-- begin --

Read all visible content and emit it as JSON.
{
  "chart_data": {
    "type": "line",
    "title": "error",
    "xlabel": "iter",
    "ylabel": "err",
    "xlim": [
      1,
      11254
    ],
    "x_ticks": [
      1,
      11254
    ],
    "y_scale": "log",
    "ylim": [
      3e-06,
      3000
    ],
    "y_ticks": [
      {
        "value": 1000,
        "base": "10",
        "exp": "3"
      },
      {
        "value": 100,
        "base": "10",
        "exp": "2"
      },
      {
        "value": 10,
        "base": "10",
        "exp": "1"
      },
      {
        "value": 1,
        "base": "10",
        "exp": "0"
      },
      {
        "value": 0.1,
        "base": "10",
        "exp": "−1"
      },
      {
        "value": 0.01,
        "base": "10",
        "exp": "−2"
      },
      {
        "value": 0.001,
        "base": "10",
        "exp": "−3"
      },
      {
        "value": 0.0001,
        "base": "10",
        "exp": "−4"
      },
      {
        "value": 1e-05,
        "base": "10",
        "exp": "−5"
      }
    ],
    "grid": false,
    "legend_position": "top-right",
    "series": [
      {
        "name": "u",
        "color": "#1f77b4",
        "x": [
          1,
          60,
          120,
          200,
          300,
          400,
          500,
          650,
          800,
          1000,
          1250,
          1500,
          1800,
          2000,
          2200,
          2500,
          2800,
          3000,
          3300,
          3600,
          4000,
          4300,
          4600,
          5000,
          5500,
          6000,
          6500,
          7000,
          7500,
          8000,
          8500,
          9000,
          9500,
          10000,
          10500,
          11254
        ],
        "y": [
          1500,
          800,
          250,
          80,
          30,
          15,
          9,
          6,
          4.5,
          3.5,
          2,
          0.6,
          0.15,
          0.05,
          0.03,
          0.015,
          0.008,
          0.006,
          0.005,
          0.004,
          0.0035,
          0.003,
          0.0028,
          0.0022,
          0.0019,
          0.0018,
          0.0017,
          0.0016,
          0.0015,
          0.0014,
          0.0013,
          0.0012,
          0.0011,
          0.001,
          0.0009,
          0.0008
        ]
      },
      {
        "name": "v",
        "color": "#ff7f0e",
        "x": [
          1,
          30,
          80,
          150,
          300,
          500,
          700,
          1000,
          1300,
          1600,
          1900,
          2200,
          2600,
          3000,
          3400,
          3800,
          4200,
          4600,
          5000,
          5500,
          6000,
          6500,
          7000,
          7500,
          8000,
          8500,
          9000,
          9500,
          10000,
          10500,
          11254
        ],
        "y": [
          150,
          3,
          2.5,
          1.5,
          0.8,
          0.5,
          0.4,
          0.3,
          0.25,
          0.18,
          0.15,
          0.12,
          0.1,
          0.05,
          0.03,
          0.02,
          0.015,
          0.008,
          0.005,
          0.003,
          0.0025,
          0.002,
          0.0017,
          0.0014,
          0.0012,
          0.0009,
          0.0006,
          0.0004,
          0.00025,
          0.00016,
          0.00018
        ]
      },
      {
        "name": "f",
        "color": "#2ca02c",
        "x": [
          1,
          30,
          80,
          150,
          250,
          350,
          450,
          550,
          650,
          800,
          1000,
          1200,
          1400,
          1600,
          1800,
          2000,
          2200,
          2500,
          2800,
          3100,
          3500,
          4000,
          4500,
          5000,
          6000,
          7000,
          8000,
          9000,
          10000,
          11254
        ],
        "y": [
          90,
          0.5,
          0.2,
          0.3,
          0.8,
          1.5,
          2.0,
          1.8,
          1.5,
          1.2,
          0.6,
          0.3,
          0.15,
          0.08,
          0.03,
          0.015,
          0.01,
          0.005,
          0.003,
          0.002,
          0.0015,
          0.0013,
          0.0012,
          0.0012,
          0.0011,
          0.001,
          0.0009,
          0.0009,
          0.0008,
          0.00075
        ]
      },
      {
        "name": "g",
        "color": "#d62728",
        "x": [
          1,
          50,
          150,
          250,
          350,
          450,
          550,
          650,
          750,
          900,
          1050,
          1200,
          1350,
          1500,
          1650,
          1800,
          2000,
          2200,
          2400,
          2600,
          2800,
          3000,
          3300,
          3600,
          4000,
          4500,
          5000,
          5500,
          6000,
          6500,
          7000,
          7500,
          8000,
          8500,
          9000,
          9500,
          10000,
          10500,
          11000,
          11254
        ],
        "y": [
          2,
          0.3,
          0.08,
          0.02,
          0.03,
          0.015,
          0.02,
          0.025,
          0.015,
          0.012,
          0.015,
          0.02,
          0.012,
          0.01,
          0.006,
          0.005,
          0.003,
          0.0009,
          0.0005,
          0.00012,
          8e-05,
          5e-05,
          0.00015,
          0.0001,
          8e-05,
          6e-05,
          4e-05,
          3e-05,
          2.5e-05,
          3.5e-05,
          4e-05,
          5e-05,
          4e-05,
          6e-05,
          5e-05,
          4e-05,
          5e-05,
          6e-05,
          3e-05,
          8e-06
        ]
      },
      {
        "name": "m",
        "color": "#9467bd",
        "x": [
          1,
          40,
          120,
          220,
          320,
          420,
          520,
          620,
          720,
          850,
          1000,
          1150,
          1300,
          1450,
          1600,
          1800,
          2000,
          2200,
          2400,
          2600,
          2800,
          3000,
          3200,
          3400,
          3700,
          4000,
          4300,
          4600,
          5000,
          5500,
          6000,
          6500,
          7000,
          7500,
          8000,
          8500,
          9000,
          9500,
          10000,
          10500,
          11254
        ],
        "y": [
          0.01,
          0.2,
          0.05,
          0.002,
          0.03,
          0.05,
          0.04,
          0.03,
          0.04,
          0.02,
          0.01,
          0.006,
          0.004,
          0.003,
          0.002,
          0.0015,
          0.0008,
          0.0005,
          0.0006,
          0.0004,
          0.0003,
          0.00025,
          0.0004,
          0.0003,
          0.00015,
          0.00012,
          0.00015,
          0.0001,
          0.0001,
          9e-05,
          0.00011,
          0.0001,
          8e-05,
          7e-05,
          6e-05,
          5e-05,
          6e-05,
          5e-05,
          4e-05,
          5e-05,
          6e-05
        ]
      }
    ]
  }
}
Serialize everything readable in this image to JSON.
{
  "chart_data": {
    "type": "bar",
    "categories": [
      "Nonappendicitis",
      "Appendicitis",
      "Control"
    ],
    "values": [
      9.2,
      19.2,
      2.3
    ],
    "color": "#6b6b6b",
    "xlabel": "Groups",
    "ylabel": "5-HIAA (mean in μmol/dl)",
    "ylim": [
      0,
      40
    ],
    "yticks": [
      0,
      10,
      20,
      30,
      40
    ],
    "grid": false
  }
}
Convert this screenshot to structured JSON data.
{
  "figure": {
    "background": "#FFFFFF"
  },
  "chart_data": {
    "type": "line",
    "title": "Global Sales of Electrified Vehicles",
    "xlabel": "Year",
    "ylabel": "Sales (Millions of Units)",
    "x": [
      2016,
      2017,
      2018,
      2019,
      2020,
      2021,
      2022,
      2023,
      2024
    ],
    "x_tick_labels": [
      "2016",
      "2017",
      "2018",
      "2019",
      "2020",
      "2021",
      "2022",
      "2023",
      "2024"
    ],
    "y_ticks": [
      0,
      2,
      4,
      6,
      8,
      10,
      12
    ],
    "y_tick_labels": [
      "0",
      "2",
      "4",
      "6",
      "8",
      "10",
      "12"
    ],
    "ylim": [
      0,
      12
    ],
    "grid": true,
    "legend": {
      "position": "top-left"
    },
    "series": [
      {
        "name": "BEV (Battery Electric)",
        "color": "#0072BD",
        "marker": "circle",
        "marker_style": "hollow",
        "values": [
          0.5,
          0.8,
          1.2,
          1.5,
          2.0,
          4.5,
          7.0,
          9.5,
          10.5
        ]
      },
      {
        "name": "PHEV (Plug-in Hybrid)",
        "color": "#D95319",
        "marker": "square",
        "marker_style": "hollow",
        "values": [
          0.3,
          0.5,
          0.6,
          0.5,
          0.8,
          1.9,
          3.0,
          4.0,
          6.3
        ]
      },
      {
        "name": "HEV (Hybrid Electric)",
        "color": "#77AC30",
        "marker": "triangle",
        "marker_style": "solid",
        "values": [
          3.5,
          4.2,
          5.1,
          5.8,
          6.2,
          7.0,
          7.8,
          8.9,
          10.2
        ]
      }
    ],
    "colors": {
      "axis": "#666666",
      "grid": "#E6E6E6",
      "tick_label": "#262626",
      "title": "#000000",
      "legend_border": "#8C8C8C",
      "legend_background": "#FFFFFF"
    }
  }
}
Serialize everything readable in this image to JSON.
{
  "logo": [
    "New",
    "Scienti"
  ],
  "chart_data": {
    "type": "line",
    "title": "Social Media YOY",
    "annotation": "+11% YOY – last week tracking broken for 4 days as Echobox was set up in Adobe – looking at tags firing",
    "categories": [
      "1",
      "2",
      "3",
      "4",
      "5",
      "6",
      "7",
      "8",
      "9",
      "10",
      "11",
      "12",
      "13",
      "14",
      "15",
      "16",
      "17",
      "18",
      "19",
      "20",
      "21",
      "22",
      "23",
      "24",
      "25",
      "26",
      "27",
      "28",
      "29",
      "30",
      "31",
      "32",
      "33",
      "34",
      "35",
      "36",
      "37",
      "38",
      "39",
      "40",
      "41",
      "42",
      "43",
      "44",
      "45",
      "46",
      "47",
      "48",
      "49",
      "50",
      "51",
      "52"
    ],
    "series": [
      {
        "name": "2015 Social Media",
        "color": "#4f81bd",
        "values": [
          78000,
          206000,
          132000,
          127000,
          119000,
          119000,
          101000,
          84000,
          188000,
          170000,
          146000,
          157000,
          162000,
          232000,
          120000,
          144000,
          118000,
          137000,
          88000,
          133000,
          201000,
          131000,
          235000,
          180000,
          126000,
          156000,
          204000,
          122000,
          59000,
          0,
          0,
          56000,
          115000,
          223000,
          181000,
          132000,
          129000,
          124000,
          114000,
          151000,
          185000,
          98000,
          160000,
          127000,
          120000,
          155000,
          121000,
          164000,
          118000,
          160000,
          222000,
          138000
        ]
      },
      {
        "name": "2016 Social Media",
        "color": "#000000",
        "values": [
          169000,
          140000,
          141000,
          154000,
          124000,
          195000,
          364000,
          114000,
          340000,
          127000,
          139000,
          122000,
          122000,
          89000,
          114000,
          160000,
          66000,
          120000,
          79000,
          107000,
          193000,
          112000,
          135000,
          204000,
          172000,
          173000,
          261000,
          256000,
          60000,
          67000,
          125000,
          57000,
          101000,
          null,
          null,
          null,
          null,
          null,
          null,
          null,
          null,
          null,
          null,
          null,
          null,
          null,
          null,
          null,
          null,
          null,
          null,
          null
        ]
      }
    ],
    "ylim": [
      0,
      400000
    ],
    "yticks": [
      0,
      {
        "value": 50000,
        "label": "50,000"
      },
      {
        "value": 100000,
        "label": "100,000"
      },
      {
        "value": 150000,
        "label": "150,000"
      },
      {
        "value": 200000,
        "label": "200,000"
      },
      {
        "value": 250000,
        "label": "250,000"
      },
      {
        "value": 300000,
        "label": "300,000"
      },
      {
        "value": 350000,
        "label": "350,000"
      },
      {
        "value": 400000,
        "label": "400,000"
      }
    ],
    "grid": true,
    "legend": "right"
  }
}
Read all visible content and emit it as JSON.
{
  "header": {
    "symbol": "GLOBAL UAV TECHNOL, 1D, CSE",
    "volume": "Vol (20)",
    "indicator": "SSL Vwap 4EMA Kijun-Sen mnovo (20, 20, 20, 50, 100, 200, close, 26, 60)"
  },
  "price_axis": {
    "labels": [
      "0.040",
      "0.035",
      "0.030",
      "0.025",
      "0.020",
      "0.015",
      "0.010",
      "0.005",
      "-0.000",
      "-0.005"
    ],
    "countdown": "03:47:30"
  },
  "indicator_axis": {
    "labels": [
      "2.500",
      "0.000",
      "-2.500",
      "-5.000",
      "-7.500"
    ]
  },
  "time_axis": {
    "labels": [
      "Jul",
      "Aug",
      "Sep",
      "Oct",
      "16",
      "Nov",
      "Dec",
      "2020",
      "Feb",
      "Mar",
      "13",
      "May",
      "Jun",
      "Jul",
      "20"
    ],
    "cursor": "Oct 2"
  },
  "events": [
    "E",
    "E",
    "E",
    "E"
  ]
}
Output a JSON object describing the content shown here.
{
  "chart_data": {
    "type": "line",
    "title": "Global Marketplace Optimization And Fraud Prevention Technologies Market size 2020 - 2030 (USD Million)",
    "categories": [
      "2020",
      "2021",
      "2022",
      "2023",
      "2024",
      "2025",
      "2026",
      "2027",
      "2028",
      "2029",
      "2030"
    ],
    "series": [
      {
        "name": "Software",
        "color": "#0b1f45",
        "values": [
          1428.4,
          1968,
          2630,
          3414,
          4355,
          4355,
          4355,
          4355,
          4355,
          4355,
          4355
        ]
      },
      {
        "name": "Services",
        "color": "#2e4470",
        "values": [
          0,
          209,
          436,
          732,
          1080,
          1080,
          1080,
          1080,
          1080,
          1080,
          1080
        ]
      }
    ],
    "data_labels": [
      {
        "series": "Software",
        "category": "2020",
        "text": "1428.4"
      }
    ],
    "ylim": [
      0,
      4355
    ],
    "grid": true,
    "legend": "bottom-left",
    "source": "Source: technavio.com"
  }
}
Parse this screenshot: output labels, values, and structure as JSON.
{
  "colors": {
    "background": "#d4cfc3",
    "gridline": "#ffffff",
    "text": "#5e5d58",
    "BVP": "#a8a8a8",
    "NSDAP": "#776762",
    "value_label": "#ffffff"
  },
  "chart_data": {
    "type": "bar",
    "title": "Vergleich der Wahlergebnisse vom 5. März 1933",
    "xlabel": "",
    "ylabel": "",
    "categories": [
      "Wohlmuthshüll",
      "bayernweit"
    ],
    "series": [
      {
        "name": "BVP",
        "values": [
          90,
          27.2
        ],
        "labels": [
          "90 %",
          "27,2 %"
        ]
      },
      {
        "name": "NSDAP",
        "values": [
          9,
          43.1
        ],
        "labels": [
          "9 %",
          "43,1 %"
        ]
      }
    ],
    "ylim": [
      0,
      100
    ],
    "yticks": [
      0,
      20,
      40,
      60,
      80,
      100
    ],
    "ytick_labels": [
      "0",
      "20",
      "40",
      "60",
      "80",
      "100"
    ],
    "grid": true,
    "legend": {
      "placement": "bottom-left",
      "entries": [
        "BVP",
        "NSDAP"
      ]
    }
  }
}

-- end --

**Written instruction**: How many lines in the records above contain the word "xlabel"? Reply with the number alone.

**Result**: 4